Dataset records on visual material
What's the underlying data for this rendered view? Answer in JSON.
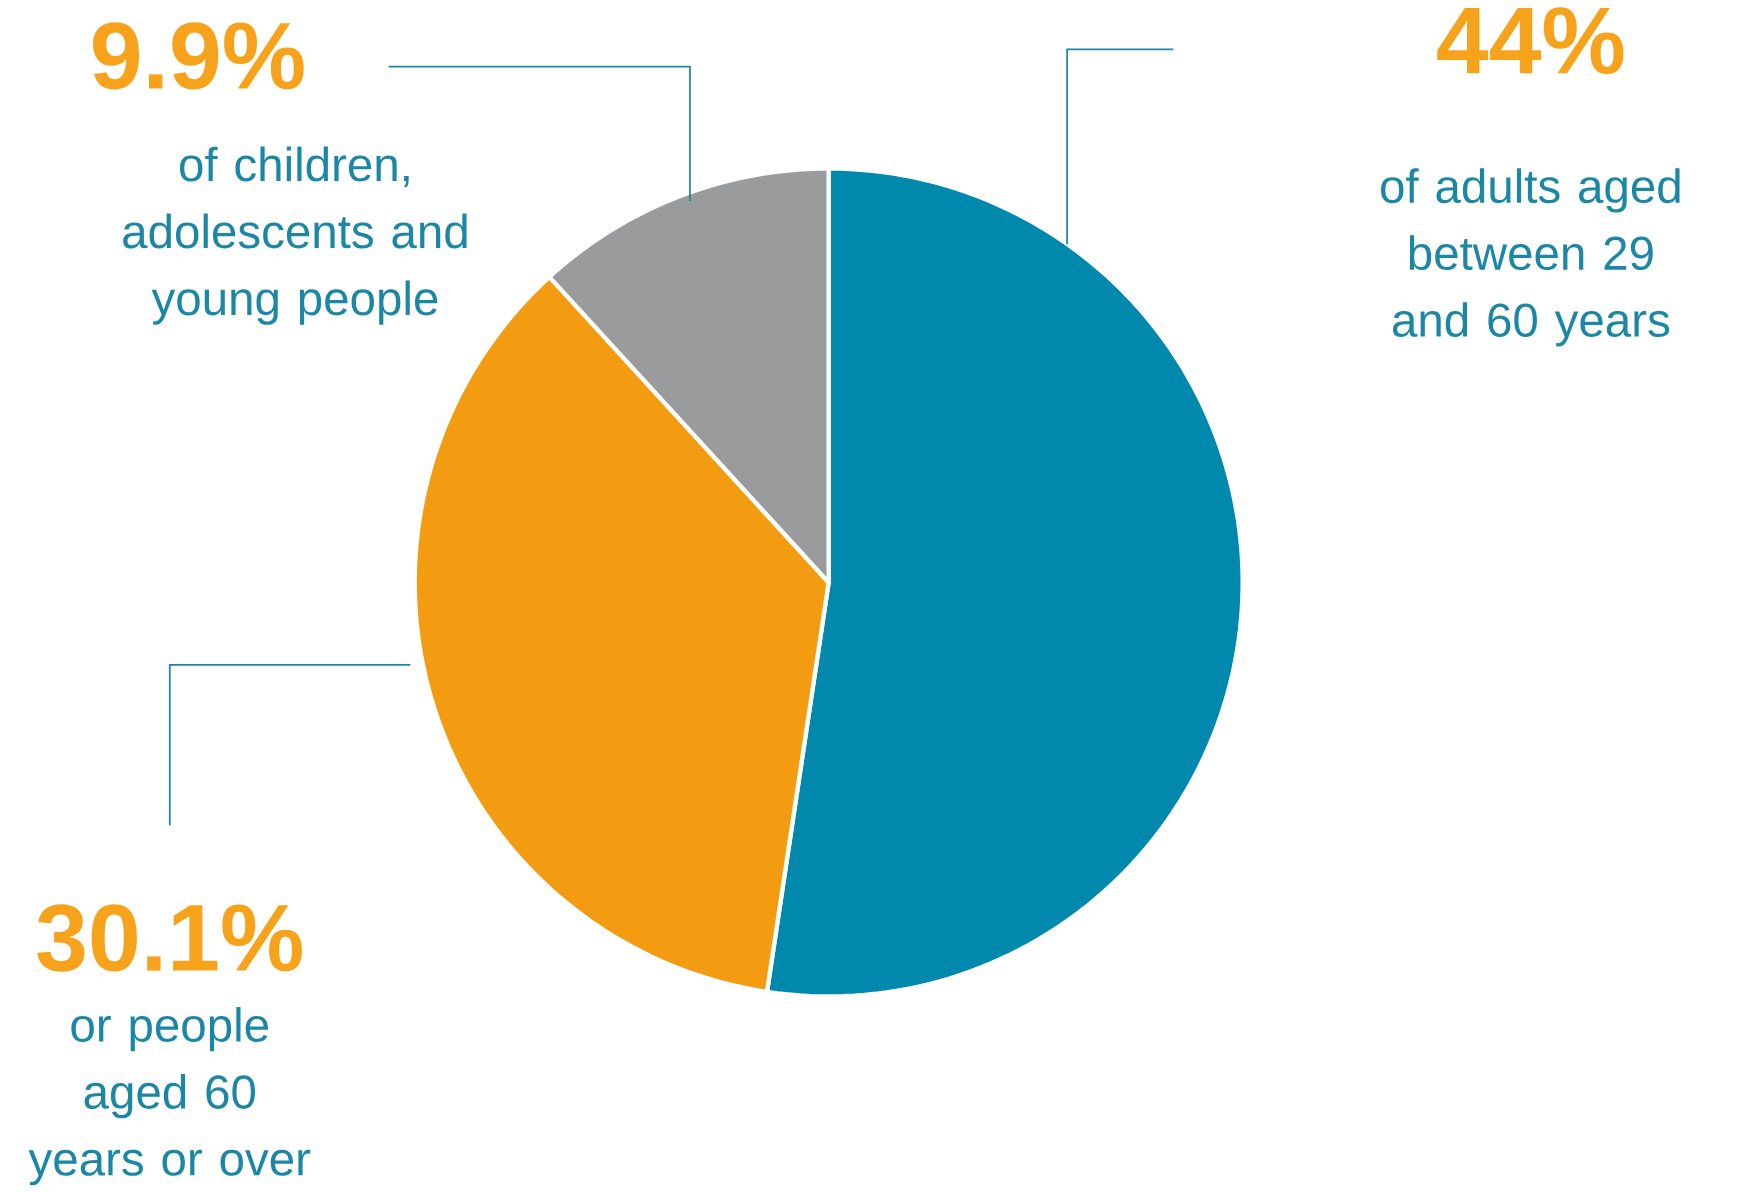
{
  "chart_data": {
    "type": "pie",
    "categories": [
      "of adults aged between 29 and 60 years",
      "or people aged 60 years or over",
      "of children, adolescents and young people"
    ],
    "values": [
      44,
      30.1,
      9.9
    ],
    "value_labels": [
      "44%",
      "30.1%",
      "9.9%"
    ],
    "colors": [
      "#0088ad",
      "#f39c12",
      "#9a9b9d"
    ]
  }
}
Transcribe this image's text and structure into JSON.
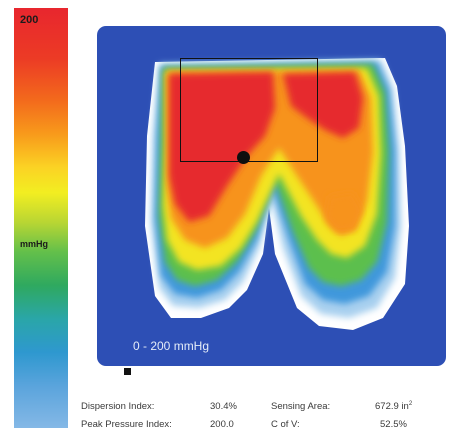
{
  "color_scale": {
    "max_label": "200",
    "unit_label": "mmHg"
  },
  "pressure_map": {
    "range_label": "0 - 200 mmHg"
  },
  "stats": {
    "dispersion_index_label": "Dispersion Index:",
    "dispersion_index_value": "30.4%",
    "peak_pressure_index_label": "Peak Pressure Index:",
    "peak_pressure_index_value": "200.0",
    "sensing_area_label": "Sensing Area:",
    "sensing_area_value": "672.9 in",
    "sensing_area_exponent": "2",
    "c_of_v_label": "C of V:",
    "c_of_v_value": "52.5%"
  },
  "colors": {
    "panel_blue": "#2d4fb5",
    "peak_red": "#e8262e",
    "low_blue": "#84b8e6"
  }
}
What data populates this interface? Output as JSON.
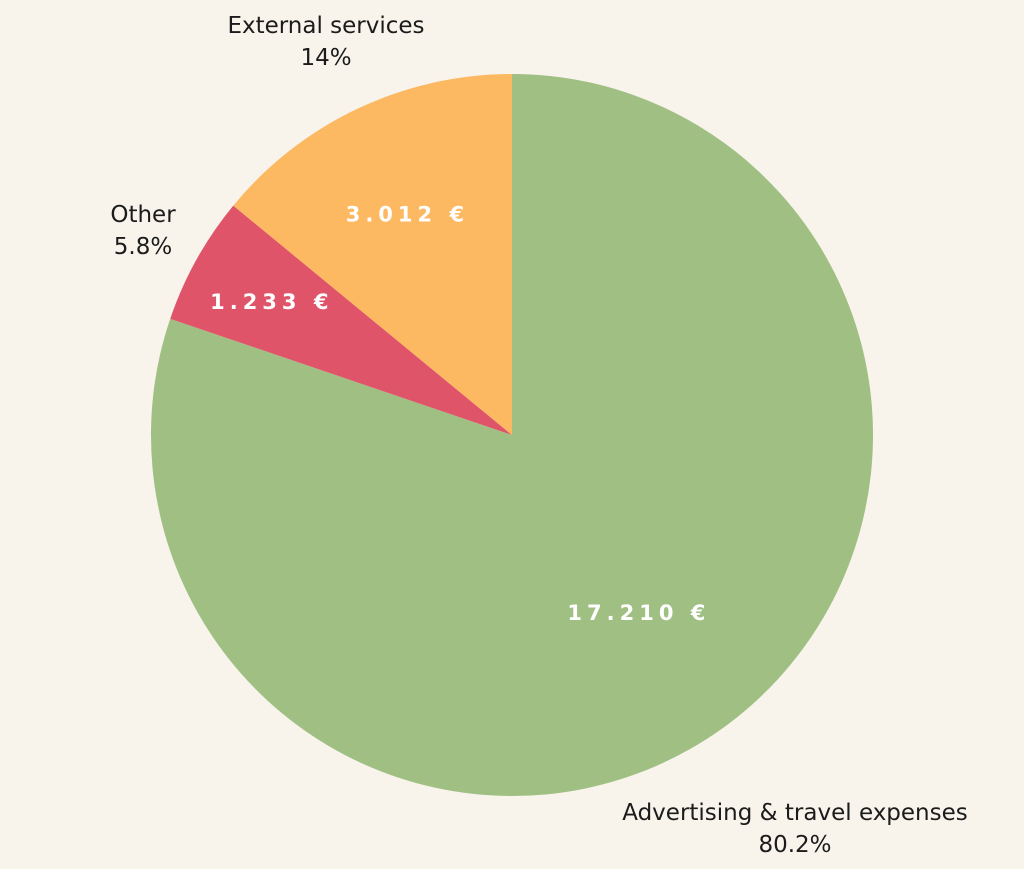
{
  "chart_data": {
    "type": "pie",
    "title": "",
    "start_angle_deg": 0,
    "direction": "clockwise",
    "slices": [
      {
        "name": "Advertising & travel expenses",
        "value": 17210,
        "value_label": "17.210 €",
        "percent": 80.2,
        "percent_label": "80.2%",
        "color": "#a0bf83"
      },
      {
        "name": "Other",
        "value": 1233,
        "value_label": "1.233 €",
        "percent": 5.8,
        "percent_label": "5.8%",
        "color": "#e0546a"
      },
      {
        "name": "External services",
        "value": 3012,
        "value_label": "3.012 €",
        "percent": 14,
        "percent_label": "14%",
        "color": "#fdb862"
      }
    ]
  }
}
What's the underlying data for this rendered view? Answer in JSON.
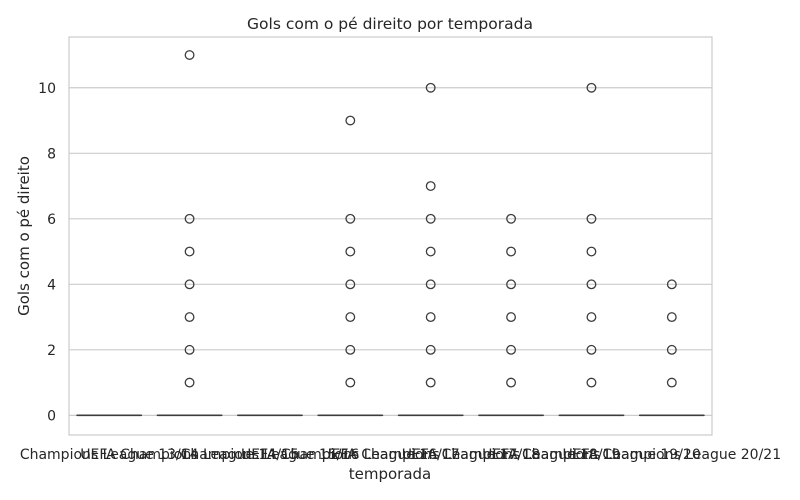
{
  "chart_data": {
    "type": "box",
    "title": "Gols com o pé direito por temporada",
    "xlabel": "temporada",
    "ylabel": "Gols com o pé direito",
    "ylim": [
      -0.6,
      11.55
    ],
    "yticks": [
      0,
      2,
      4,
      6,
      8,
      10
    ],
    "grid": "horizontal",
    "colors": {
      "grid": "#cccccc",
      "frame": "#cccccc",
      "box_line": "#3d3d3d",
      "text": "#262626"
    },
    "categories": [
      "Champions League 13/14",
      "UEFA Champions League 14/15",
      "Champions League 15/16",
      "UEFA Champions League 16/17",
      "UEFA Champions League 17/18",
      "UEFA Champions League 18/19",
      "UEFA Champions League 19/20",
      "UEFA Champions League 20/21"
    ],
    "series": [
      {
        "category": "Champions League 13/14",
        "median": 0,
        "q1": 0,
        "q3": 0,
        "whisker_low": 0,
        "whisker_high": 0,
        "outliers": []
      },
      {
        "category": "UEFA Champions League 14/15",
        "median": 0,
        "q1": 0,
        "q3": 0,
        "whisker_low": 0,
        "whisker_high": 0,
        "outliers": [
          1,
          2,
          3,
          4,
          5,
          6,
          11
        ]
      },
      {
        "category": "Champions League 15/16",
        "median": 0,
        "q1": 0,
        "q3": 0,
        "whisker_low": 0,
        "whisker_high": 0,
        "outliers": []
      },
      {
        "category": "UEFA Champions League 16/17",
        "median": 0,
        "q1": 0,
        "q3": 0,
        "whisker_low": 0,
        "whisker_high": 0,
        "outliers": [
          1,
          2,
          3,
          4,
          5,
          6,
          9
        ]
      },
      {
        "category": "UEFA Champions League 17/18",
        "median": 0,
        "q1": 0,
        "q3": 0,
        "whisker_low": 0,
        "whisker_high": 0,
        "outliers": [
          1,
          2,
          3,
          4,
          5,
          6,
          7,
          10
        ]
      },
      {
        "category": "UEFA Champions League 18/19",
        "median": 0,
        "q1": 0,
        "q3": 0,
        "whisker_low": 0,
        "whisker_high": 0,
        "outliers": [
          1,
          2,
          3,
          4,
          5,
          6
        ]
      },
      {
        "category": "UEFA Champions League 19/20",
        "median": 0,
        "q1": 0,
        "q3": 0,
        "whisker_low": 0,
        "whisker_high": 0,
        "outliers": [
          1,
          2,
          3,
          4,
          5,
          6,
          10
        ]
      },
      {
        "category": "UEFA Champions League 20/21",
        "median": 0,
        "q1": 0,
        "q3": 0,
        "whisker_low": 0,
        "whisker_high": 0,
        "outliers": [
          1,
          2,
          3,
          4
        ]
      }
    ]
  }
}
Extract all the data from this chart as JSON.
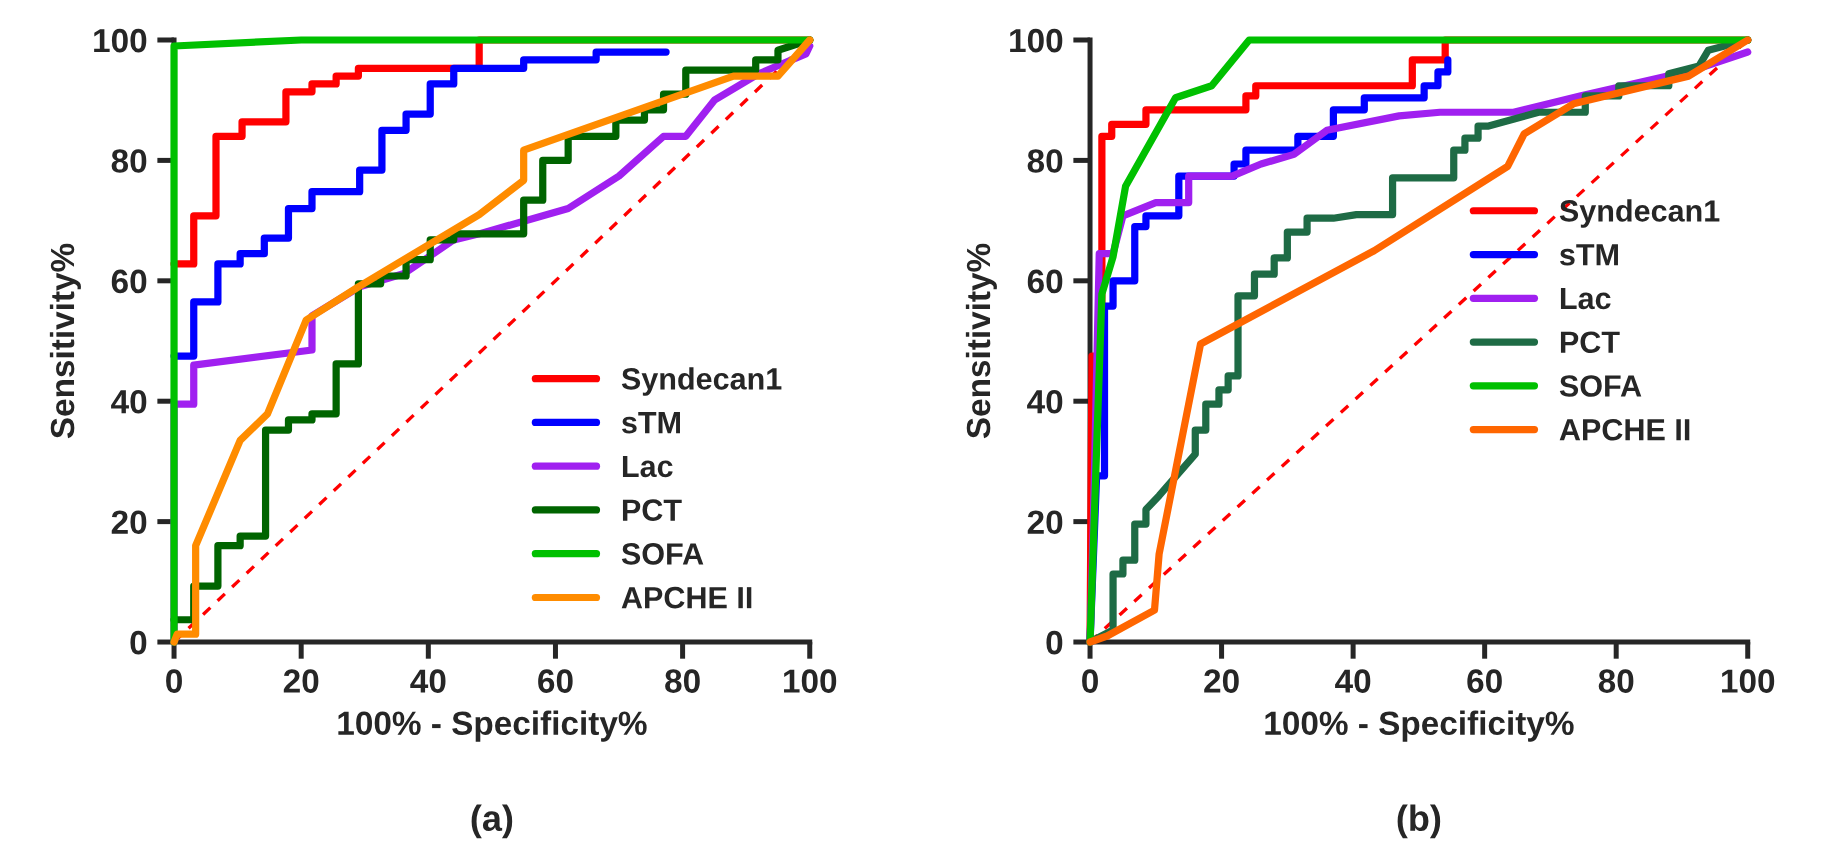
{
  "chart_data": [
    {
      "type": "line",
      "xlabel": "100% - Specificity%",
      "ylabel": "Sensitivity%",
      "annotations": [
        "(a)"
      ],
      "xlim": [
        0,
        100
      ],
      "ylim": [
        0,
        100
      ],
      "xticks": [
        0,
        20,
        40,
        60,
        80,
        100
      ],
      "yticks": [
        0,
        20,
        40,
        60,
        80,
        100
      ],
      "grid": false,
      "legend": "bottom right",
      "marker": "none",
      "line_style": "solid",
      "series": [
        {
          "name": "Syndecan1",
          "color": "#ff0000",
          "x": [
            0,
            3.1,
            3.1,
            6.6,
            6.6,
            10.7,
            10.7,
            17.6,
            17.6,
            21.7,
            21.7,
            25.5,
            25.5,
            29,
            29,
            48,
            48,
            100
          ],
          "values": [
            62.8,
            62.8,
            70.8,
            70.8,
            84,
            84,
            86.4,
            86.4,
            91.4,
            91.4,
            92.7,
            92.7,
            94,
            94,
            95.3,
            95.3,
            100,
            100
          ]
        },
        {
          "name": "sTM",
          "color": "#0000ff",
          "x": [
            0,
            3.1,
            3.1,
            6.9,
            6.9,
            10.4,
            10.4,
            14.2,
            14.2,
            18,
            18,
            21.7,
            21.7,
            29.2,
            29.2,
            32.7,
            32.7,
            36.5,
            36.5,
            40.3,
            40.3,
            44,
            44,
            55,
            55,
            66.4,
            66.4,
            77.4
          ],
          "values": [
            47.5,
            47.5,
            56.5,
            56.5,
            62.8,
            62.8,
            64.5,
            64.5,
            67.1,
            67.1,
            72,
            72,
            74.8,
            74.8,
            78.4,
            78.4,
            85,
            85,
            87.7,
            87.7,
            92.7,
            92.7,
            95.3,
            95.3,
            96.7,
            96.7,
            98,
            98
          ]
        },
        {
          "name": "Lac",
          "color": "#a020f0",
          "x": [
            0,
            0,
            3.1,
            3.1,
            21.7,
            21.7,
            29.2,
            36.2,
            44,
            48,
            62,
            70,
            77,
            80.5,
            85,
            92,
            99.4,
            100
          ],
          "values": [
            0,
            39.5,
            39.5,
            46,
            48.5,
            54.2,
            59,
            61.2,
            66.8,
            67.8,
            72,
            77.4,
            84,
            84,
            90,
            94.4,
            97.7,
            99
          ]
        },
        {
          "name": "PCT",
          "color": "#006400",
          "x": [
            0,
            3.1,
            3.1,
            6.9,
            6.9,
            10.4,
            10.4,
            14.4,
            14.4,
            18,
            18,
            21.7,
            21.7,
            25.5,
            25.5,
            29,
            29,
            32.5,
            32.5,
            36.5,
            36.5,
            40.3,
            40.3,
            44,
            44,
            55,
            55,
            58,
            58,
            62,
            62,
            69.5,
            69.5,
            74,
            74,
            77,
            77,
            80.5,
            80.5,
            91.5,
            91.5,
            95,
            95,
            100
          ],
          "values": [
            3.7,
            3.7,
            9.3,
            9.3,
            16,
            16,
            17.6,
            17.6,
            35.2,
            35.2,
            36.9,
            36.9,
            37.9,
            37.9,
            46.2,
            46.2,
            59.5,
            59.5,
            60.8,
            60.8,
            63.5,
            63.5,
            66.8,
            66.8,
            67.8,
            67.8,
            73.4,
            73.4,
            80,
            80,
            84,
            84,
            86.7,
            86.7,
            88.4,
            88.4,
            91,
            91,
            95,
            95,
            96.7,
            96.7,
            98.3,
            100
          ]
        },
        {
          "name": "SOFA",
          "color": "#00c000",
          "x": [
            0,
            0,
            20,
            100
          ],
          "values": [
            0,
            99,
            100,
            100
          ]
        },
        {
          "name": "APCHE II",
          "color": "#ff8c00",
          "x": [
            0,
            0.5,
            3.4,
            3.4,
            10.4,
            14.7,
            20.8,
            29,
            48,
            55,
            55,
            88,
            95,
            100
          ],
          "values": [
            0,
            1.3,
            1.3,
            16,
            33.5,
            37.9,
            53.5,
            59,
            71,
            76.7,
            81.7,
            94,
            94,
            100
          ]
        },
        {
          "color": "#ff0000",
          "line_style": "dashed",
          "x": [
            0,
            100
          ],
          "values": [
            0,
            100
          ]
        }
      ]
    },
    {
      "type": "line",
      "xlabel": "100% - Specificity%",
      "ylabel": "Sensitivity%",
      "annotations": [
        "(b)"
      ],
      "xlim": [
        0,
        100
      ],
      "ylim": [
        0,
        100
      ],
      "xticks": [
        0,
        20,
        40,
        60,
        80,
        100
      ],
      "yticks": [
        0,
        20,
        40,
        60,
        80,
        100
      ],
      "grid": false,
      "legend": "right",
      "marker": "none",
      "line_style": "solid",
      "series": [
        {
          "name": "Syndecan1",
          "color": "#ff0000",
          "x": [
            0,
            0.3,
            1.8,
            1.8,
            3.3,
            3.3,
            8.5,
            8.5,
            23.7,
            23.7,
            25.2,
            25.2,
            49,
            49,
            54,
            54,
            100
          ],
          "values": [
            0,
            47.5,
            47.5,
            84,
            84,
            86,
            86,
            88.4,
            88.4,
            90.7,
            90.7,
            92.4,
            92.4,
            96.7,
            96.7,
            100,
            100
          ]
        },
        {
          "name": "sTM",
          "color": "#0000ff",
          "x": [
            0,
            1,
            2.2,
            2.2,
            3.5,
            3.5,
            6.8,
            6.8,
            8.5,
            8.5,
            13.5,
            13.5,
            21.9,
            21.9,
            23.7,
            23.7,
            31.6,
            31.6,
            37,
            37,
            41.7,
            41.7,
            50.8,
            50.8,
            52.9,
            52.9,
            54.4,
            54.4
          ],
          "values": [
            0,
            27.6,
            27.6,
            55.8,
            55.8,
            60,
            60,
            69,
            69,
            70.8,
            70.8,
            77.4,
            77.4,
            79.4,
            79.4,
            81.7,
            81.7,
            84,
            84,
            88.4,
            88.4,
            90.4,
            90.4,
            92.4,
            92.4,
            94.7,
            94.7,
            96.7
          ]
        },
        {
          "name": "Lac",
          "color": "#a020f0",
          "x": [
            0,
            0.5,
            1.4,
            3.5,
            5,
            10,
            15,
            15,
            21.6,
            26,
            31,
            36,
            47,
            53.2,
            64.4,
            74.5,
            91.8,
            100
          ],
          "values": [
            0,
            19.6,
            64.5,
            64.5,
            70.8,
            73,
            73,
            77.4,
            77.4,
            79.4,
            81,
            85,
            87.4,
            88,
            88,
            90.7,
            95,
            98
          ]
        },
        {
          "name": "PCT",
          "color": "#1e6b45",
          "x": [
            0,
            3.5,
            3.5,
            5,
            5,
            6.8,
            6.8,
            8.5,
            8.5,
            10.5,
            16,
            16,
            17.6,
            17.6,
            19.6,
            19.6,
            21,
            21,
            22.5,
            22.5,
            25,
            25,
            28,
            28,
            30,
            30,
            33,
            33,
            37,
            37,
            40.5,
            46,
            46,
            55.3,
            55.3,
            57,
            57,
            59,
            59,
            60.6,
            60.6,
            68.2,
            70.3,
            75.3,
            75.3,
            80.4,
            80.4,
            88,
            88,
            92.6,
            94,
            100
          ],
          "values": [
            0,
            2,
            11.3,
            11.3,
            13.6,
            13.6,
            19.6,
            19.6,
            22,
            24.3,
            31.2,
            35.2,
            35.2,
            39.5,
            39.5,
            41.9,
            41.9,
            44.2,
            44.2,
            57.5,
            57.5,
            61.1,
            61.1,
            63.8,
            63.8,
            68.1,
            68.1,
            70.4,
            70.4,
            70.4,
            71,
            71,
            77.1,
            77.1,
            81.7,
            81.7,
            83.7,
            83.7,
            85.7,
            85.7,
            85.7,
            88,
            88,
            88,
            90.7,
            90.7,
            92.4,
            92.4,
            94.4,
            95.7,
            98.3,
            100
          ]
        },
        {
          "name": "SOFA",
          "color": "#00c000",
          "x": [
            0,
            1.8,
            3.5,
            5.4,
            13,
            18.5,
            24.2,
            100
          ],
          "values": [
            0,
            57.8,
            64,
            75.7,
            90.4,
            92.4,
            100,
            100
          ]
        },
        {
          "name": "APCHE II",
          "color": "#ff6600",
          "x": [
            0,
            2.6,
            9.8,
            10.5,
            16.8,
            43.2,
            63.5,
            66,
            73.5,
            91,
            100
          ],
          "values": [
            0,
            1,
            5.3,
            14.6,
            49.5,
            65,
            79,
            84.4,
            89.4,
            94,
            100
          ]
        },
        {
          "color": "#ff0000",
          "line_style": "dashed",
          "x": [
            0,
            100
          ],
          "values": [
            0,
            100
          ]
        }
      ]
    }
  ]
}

Task directions >>
Which lines include the word "people"? Copy every one of them.

Full solution >>
      "or people aged 60 years or over",
      "of children, adolescents and young people"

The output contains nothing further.